→ Task brief:
Restate the entries below verbatim.

Dataset items:
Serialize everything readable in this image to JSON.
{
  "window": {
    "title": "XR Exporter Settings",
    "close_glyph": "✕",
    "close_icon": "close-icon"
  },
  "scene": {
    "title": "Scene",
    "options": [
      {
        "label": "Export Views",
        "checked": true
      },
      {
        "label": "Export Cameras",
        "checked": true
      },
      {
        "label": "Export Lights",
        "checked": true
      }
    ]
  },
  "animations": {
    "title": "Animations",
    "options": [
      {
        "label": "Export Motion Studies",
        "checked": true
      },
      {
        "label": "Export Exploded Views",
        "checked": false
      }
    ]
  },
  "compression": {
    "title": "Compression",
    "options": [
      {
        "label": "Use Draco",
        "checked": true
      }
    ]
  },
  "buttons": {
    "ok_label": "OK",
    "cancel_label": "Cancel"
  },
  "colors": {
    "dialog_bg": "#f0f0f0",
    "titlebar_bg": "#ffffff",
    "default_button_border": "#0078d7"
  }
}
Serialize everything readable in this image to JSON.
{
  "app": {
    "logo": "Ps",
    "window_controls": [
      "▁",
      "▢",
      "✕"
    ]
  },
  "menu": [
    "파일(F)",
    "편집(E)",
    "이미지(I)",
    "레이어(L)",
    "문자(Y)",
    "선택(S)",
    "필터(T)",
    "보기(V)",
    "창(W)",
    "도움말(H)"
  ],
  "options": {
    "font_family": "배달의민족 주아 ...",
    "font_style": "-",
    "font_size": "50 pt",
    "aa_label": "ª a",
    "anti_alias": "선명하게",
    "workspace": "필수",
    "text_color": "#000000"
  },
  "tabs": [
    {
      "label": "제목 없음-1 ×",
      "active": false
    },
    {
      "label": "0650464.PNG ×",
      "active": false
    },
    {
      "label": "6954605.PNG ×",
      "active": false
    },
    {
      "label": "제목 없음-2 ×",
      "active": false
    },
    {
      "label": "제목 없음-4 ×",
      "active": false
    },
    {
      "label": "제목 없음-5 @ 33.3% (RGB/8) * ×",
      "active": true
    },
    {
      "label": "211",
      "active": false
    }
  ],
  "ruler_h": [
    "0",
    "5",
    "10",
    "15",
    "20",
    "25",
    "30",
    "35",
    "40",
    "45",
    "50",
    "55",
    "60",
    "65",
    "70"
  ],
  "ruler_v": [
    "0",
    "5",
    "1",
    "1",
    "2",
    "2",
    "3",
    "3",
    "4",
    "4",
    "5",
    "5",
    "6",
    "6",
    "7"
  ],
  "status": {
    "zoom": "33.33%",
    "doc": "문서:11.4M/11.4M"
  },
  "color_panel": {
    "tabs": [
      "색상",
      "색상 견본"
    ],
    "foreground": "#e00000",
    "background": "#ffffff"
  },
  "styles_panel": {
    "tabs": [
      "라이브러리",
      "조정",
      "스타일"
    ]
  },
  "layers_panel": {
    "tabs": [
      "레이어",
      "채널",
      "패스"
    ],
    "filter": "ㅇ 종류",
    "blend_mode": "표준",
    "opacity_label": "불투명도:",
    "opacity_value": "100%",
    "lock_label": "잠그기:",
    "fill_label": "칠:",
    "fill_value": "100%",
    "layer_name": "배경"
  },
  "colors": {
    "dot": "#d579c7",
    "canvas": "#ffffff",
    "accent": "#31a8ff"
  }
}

→ In response:
Serialize everything readable in this image to JSON.
{
  "window": {
    "title": "XR Exporter Settings",
    "close_glyph": "✕",
    "close_icon": "close-icon"
  },
  "scene": {
    "title": "Scene",
    "options": [
      {
        "label": "Export Views",
        "checked": true
      },
      {
        "label": "Export Cameras",
        "checked": true
      },
      {
        "label": "Export Lights",
        "checked": true
      }
    ]
  },
  "animations": {
    "title": "Animations",
    "options": [
      {
        "label": "Export Motion Studies",
        "checked": true
      },
      {
        "label": "Export Exploded Views",
        "checked": false
      }
    ]
  },
  "compression": {
    "title": "Compression",
    "options": [
      {
        "label": "Use Draco",
        "checked": true
      }
    ]
  },
  "buttons": {
    "ok_label": "OK",
    "cancel_label": "Cancel"
  },
  "colors": {
    "dialog_bg": "#f0f0f0",
    "titlebar_bg": "#ffffff",
    "default_button_border": "#0078d7"
  }
}
Serialize everything readable in this image to JSON.
{
  "app": {
    "logo": "Ps",
    "window_controls": [
      "▁",
      "▢",
      "✕"
    ]
  },
  "menu": [
    "파일(F)",
    "편집(E)",
    "이미지(I)",
    "레이어(L)",
    "문자(Y)",
    "선택(S)",
    "필터(T)",
    "보기(V)",
    "창(W)",
    "도움말(H)"
  ],
  "options": {
    "font_family": "배달의민족 주아 ...",
    "font_style": "-",
    "font_size": "50 pt",
    "aa_label": "ª a",
    "anti_alias": "선명하게",
    "workspace": "필수",
    "text_color": "#000000"
  },
  "tabs": [
    {
      "label": "제목 없음-1 ×",
      "active": false
    },
    {
      "label": "0650464.PNG ×",
      "active": false
    },
    {
      "label": "6954605.PNG ×",
      "active": false
    },
    {
      "label": "제목 없음-2 ×",
      "active": false
    },
    {
      "label": "제목 없음-4 ×",
      "active": false
    },
    {
      "label": "제목 없음-5 @ 33.3% (RGB/8) * ×",
      "active": true
    },
    {
      "label": "211",
      "active": false
    }
  ],
  "ruler_h": [
    "0",
    "5",
    "10",
    "15",
    "20",
    "25",
    "30",
    "35",
    "40",
    "45",
    "50",
    "55",
    "60",
    "65",
    "70"
  ],
  "ruler_v": [
    "0",
    "5",
    "1",
    "1",
    "2",
    "2",
    "3",
    "3",
    "4",
    "4",
    "5",
    "5",
    "6",
    "6",
    "7"
  ],
  "status": {
    "zoom": "33.33%",
    "doc": "문서:11.4M/11.4M"
  },
  "color_panel": {
    "tabs": [
      "색상",
      "색상 견본"
    ],
    "foreground": "#e00000",
    "background": "#ffffff"
  },
  "styles_panel": {
    "tabs": [
      "라이브러리",
      "조정",
      "스타일"
    ]
  },
  "layers_panel": {
    "tabs": [
      "레이어",
      "채널",
      "패스"
    ],
    "filter": "ㅇ 종류",
    "blend_mode": "표준",
    "opacity_label": "불투명도:",
    "opacity_value": "100%",
    "lock_label": "잠그기:",
    "fill_label": "칠:",
    "fill_value": "100%",
    "layer_name": "배경"
  },
  "colors": {
    "dot": "#d579c7",
    "canvas": "#ffffff",
    "accent": "#31a8ff"
  }
}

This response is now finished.